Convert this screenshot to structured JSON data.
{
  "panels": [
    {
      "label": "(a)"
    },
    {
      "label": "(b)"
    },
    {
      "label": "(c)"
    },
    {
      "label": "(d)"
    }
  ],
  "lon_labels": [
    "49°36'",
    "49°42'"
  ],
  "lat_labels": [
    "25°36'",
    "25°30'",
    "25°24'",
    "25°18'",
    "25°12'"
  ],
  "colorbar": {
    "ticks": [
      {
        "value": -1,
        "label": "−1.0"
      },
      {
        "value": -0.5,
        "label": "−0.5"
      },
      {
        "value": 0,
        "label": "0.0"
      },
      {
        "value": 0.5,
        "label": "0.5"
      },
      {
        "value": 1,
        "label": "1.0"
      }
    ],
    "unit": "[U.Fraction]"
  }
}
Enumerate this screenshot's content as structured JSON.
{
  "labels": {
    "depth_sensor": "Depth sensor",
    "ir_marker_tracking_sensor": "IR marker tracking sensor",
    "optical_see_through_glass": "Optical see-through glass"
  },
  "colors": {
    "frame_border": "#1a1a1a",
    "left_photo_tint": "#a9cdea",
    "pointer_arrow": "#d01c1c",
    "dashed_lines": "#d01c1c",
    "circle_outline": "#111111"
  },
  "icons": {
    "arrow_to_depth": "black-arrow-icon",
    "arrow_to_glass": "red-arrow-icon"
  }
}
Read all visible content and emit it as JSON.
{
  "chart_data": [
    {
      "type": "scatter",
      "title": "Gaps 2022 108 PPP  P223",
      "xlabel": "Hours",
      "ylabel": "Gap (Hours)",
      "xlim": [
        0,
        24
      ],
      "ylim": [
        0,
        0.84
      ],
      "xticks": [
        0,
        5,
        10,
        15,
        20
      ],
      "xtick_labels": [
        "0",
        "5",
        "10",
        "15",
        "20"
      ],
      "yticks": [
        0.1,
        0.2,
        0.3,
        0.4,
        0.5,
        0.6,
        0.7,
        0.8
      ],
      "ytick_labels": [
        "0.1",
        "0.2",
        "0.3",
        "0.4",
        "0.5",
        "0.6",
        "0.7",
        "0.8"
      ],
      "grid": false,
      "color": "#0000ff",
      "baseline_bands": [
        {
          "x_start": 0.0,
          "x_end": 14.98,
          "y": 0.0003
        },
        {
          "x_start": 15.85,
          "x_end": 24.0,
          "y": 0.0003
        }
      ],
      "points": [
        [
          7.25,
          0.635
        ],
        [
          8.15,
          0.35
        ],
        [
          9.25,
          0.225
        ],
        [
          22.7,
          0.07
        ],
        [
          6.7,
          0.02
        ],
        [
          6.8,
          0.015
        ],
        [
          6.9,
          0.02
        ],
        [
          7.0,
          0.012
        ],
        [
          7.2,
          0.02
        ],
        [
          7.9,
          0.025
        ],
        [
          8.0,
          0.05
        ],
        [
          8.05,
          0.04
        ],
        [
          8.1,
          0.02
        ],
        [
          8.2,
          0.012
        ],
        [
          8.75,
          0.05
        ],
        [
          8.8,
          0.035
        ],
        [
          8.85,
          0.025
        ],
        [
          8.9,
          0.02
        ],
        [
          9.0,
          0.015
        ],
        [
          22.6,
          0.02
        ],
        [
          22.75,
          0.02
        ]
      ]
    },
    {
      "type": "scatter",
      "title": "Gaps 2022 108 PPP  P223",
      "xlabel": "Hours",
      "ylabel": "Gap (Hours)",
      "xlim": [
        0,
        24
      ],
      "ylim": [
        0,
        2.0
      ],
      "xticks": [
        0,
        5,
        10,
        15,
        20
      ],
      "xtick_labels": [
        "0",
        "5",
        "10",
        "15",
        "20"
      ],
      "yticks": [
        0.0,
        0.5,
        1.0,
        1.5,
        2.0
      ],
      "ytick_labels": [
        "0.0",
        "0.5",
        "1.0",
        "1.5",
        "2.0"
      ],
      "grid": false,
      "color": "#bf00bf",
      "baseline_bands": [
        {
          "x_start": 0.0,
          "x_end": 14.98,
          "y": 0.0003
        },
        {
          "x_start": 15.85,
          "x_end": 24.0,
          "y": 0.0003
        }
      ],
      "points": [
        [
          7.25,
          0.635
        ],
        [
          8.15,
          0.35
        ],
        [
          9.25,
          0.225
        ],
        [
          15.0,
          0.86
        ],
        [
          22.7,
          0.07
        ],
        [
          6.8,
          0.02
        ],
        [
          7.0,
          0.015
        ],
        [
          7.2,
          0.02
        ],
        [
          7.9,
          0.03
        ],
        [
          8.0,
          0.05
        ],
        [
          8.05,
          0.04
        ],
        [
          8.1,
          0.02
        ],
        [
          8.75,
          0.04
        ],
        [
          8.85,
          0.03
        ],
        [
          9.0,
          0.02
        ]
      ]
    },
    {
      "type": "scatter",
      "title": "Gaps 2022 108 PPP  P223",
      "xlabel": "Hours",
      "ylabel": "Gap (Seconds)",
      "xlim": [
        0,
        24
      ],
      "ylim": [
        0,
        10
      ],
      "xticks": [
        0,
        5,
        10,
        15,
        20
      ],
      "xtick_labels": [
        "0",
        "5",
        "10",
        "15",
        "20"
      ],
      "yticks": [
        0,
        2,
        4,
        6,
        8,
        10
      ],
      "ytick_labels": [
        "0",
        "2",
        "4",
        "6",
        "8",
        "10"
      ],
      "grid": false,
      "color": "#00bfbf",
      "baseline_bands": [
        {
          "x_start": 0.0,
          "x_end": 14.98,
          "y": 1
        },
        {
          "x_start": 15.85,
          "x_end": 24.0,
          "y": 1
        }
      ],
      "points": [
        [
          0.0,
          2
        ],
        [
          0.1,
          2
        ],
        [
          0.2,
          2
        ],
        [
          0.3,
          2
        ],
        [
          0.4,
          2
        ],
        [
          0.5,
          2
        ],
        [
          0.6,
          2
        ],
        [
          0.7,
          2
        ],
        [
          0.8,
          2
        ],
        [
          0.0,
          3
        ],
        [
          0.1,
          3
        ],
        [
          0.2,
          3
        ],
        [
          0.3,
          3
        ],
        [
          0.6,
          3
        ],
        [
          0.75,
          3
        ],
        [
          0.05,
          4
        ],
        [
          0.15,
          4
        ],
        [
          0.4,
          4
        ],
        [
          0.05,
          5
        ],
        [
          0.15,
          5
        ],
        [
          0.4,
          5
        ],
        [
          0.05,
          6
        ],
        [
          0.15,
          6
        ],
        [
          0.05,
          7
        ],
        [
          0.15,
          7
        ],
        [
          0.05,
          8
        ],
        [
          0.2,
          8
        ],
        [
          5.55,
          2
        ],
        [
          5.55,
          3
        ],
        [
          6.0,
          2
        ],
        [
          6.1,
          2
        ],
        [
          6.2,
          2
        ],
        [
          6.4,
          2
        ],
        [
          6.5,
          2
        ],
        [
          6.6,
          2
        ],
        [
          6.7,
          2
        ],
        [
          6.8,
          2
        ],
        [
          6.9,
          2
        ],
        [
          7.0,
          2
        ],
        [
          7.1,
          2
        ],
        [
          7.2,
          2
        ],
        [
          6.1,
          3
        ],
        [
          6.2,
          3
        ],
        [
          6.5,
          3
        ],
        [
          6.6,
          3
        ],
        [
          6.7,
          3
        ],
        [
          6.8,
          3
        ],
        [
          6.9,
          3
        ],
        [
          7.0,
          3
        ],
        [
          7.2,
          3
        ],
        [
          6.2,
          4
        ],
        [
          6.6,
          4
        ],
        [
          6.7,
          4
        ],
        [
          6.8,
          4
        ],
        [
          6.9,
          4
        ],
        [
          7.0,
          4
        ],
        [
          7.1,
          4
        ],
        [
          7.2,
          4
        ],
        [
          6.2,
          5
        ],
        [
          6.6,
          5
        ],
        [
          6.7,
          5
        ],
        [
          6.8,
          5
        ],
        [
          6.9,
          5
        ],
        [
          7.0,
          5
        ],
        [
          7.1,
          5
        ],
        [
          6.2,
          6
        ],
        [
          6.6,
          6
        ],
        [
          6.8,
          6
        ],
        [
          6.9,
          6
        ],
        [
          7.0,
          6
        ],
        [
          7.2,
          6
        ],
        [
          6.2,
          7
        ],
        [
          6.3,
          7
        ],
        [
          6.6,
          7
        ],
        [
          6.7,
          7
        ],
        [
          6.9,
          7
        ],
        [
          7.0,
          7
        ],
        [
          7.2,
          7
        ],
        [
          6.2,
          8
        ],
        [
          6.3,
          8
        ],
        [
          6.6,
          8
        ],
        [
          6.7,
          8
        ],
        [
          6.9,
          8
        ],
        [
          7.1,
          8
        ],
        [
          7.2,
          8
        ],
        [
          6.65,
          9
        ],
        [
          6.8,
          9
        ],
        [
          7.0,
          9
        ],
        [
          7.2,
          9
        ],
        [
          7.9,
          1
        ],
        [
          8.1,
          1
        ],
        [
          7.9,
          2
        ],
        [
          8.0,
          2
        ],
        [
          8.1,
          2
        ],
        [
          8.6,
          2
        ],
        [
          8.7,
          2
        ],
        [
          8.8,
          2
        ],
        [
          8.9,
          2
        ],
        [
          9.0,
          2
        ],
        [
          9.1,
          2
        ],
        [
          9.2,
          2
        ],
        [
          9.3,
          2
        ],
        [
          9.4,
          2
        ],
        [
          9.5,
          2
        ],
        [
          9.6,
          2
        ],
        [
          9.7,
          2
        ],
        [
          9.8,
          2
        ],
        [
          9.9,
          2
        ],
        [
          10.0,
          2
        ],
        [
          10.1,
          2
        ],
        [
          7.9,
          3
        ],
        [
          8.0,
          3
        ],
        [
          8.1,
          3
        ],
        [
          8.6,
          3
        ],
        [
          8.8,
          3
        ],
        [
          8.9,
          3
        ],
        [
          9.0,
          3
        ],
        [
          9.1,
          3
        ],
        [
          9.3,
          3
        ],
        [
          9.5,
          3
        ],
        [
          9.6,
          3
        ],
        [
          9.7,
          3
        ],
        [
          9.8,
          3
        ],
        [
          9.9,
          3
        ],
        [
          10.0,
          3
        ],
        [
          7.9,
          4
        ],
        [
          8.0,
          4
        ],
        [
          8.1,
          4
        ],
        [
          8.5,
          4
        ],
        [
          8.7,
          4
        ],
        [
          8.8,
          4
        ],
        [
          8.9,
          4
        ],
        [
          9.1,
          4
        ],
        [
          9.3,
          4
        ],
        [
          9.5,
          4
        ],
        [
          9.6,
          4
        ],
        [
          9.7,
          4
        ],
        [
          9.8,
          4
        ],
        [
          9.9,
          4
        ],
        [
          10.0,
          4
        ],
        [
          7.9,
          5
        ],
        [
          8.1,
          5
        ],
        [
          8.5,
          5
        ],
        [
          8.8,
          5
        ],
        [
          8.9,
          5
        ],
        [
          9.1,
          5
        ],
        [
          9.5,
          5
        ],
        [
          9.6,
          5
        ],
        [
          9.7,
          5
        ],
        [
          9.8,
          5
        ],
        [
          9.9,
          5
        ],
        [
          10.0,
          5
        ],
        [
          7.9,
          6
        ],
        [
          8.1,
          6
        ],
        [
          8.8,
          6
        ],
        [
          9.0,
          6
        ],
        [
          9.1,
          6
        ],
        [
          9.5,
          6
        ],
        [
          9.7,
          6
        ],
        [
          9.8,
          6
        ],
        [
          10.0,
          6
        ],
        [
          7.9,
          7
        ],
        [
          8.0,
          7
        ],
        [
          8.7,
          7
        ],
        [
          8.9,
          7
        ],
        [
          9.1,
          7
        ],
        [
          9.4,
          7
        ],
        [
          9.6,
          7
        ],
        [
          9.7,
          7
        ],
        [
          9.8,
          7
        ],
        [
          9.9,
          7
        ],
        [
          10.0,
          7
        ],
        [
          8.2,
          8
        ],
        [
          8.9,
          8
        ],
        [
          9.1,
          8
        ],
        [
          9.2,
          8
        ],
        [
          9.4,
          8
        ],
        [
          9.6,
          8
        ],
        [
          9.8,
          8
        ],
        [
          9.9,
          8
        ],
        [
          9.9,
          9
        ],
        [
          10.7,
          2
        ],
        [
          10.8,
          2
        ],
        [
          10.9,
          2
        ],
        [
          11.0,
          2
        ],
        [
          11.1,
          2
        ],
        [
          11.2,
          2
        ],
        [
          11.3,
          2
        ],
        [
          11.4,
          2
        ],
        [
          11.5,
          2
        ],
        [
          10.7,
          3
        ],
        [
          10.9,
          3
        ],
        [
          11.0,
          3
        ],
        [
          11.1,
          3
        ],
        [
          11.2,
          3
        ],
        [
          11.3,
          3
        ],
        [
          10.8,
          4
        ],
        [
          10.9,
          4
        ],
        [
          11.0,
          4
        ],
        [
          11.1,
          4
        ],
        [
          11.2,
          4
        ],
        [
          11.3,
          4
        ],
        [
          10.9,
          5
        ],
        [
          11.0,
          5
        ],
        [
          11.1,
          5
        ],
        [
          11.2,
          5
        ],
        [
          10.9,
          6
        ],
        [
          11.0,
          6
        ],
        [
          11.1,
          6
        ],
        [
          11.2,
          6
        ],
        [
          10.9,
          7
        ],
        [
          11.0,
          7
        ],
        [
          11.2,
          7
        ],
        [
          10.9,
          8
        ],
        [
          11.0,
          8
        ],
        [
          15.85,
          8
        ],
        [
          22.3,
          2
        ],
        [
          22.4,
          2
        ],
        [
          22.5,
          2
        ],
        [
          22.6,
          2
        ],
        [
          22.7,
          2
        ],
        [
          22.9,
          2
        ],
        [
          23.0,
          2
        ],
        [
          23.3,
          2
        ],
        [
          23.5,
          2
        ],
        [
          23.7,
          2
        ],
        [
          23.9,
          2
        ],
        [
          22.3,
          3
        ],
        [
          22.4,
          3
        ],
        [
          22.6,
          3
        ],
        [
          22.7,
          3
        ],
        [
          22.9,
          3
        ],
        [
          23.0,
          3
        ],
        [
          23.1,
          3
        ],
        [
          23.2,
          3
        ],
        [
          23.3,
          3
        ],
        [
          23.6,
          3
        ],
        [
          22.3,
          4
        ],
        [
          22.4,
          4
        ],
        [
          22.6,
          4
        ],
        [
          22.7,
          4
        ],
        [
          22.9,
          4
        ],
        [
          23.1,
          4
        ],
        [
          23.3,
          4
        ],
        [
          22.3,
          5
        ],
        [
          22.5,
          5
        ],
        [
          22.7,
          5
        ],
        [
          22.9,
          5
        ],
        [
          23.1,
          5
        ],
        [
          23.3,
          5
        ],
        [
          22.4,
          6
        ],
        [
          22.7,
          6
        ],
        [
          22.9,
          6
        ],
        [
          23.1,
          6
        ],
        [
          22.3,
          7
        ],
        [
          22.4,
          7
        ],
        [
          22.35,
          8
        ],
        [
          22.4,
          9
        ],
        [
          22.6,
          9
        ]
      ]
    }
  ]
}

• **EXERCISE DIRECTIONS**
Extract all lines that hold the word "content".

• **FULL ANSWER**
Enumerate this screenshot's content as structured JSON.
Read all visible content and emit it as JSON.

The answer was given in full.